### What is asked
Read through the records below and copy each line that uses the word "Indicatie".

═══ Extracted entries

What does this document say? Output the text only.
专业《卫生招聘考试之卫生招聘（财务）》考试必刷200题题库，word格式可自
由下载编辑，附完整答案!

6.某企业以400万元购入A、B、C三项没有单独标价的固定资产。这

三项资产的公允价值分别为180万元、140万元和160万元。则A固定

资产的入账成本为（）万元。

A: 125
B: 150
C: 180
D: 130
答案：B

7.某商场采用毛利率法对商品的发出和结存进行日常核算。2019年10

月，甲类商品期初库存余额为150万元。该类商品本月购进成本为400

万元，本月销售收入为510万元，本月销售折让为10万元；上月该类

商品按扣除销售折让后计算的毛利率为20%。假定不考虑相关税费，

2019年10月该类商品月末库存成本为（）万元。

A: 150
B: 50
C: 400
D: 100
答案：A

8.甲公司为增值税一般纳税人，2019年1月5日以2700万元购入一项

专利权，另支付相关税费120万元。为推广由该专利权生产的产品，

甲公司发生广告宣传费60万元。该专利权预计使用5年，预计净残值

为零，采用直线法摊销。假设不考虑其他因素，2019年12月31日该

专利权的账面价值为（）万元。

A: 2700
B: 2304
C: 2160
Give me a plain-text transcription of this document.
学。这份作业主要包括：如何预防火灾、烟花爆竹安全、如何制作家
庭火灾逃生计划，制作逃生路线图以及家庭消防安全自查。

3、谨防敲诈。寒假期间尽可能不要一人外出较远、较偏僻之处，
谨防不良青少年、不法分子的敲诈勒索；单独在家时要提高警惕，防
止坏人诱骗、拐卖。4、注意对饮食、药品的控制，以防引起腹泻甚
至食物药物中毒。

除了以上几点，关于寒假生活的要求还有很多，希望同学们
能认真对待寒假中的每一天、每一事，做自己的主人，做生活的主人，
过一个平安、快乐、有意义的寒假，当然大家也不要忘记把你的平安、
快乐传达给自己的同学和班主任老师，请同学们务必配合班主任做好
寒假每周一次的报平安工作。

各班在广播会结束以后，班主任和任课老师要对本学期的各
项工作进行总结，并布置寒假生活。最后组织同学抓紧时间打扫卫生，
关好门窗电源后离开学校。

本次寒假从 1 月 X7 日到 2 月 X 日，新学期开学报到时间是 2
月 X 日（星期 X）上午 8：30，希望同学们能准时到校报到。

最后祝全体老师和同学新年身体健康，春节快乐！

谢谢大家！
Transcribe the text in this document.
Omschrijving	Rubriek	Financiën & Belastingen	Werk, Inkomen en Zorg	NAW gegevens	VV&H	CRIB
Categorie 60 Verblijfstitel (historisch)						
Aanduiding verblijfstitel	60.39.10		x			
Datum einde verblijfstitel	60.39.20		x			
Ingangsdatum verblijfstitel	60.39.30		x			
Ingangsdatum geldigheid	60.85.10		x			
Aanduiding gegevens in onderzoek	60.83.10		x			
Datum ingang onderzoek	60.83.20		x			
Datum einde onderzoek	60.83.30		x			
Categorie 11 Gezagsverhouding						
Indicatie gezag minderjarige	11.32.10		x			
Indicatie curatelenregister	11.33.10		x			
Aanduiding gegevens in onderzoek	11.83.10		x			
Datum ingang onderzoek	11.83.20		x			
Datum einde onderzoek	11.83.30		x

══════

### Task solution
Indicatie gezag minderjarige	11.32.10		x			
Indicatie curatelenregister	11.33.10		x			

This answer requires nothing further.